**DIRECTION**
Take each line that has the word "ylabel" and return it.

-- start AVAILABLE RECORDS --

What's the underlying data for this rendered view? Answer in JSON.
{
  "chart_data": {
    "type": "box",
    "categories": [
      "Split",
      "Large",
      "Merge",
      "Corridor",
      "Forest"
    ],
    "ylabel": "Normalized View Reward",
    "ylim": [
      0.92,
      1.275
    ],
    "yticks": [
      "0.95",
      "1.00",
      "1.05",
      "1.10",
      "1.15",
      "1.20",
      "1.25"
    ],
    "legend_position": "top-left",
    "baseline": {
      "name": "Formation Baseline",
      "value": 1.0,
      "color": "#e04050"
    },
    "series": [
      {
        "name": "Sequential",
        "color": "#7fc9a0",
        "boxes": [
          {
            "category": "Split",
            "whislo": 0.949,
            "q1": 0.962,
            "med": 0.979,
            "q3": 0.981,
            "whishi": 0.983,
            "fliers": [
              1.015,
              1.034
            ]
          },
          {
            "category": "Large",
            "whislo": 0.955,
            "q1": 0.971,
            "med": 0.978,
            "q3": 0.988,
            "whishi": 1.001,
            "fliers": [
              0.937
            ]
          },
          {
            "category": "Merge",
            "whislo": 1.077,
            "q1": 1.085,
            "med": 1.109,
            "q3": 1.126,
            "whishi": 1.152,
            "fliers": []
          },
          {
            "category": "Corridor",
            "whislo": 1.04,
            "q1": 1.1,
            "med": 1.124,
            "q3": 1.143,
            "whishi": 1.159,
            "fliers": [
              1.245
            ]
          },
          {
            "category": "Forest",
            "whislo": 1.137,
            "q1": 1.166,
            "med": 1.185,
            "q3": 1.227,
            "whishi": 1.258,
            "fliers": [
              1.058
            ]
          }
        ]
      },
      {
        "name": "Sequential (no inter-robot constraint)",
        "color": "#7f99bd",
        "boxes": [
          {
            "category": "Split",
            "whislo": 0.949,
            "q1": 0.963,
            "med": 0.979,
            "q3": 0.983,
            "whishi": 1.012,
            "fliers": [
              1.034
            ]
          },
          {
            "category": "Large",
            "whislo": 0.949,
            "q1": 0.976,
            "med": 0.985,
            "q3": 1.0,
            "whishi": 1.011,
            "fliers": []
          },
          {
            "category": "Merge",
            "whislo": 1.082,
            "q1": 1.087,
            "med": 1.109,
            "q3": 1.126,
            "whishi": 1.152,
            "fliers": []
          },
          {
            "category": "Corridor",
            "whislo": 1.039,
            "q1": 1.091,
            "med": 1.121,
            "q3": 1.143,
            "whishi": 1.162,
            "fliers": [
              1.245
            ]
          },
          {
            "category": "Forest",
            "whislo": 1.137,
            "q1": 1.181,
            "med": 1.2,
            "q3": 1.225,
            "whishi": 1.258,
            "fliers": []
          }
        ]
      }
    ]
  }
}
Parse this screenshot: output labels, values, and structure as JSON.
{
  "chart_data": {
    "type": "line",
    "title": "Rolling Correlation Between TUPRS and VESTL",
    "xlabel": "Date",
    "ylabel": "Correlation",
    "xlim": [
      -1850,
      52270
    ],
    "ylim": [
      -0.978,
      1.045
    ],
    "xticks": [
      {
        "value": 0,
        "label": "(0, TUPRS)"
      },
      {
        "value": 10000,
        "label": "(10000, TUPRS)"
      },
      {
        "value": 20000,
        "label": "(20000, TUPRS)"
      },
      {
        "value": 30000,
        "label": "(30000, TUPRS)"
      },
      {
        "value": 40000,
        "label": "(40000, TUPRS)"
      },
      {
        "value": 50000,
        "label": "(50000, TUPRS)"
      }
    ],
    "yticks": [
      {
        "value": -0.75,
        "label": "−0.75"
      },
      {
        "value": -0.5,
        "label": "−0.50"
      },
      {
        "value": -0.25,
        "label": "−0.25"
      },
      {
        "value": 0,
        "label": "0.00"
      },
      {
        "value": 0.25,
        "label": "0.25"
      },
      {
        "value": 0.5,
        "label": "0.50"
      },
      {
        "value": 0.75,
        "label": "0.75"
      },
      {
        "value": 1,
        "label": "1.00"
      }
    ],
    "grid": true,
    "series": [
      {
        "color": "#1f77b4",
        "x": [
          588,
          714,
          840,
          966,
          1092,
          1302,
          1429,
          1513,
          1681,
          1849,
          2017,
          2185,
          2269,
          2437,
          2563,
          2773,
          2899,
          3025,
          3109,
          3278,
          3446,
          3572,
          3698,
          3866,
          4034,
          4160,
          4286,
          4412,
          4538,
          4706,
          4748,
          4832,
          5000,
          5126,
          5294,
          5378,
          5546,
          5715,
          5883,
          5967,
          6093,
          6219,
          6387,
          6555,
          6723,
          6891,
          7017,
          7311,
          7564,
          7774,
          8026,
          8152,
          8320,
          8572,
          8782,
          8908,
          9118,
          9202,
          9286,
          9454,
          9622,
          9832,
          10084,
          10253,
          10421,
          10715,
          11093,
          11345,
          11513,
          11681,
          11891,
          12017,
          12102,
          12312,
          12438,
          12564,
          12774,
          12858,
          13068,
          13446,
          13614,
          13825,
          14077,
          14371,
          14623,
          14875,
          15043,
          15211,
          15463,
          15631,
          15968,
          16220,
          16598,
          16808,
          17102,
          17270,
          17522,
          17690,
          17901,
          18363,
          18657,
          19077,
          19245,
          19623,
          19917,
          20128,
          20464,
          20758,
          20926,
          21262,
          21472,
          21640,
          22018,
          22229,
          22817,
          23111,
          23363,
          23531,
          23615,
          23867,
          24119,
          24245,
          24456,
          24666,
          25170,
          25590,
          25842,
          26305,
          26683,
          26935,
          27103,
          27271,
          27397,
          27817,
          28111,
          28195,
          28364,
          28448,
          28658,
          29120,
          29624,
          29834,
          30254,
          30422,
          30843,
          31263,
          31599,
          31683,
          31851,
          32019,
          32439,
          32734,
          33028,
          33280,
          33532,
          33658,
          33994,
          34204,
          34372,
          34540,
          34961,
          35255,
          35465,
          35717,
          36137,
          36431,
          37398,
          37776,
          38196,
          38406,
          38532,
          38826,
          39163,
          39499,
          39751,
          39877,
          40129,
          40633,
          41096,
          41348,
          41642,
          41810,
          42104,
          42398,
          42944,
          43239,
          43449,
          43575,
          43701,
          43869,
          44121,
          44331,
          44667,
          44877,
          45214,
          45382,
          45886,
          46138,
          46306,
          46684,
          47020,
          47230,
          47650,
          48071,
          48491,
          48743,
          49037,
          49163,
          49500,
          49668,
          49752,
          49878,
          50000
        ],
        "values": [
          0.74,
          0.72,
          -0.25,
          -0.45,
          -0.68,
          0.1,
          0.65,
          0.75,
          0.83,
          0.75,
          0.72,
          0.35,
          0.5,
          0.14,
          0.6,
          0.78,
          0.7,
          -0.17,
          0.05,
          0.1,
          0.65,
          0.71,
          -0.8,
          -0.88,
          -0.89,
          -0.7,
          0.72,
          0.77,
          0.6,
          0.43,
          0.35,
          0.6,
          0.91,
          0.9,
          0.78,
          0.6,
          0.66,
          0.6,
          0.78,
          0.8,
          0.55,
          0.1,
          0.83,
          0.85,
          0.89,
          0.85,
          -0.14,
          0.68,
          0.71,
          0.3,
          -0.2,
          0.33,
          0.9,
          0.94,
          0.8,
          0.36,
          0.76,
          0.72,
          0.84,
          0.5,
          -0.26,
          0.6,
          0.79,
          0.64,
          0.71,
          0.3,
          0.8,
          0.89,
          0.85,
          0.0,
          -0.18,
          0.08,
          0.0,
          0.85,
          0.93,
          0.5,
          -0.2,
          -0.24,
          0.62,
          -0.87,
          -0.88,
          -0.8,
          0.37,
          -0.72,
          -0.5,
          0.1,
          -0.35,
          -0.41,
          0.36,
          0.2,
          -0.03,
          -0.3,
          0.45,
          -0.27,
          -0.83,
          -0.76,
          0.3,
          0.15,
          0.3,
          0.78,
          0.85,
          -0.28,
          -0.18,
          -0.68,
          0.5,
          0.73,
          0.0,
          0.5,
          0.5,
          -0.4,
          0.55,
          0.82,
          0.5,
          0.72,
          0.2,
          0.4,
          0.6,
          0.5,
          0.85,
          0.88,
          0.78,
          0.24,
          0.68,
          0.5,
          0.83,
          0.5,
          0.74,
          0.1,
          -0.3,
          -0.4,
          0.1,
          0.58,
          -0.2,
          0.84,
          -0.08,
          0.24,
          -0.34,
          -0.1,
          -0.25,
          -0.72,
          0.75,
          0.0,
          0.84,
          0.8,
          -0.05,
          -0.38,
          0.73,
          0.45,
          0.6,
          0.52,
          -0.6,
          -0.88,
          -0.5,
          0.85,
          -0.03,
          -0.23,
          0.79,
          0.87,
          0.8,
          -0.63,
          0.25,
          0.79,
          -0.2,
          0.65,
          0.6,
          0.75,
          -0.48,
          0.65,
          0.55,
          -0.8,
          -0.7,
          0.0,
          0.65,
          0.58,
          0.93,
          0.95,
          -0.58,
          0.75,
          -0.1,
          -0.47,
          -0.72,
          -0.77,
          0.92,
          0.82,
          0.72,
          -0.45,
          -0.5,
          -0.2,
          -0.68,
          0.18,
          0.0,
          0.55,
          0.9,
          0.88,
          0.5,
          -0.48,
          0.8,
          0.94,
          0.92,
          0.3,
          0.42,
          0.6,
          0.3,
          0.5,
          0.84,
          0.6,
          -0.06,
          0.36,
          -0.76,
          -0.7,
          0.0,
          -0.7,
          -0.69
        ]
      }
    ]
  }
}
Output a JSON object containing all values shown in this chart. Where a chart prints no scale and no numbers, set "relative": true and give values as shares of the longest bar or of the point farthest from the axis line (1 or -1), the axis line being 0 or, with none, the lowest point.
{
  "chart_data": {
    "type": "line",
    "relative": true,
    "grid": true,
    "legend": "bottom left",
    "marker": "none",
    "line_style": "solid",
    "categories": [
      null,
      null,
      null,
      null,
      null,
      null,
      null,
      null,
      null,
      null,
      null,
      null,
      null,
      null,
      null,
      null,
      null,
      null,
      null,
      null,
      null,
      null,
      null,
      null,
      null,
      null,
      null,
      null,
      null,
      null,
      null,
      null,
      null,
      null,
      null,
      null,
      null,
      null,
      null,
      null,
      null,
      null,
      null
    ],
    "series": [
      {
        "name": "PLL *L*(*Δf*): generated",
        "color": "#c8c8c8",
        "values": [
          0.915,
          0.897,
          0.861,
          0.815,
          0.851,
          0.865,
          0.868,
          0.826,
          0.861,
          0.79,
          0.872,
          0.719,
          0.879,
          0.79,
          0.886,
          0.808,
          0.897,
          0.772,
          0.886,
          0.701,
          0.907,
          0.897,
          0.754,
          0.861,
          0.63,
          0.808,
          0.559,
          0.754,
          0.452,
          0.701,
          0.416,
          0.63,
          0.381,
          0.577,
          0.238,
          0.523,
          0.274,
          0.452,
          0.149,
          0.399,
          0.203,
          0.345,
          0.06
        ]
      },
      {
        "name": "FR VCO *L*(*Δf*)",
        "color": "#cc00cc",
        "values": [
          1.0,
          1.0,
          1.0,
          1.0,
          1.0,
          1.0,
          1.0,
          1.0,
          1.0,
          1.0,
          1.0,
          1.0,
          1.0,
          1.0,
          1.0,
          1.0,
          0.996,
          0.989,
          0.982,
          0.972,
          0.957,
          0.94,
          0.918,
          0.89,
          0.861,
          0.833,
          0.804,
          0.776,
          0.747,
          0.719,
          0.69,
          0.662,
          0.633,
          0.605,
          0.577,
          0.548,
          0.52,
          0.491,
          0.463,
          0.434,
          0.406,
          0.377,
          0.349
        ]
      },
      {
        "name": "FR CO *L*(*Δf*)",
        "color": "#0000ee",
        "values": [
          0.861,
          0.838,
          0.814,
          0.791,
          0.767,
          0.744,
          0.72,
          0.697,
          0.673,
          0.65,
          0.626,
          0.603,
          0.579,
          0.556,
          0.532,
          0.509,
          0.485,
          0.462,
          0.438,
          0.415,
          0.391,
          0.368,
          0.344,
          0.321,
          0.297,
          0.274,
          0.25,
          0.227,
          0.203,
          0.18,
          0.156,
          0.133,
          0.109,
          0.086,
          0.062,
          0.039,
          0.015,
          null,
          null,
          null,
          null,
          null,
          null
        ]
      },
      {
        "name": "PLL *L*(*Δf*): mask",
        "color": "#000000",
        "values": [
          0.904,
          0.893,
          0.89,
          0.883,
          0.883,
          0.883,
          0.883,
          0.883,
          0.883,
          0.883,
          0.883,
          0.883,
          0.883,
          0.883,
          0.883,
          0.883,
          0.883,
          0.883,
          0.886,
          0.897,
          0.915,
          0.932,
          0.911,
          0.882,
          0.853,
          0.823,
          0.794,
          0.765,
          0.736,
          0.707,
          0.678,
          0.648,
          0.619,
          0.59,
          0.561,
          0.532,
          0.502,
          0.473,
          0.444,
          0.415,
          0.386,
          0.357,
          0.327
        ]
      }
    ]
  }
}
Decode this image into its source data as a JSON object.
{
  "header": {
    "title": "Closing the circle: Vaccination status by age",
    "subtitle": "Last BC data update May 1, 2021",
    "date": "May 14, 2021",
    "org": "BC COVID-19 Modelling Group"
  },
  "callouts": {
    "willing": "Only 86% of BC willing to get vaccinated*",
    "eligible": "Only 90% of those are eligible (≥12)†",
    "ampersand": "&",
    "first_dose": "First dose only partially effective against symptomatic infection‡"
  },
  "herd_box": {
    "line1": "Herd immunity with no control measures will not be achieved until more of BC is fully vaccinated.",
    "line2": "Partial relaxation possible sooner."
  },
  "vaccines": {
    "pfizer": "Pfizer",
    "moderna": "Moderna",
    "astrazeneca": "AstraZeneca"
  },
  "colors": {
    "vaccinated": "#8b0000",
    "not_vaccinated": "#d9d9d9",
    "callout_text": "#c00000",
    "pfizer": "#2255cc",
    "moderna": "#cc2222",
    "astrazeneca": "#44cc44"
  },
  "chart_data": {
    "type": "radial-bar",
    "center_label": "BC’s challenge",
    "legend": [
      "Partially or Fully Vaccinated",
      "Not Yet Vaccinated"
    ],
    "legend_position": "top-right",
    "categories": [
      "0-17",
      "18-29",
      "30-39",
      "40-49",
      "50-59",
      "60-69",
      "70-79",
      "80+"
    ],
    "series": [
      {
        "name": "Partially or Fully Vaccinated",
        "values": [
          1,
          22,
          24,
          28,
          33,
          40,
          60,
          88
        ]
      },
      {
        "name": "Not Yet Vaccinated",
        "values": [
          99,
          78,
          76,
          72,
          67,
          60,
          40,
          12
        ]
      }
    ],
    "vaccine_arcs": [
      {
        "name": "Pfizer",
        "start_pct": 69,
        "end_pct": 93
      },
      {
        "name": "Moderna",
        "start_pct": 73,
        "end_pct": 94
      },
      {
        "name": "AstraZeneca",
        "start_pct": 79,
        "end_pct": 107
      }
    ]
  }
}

-- end AVAILABLE RECORDS --

**SOLUTION FOR THIS EXERCISE**
    "ylabel": "Normalized View Reward",
    "ylabel": "Correlation",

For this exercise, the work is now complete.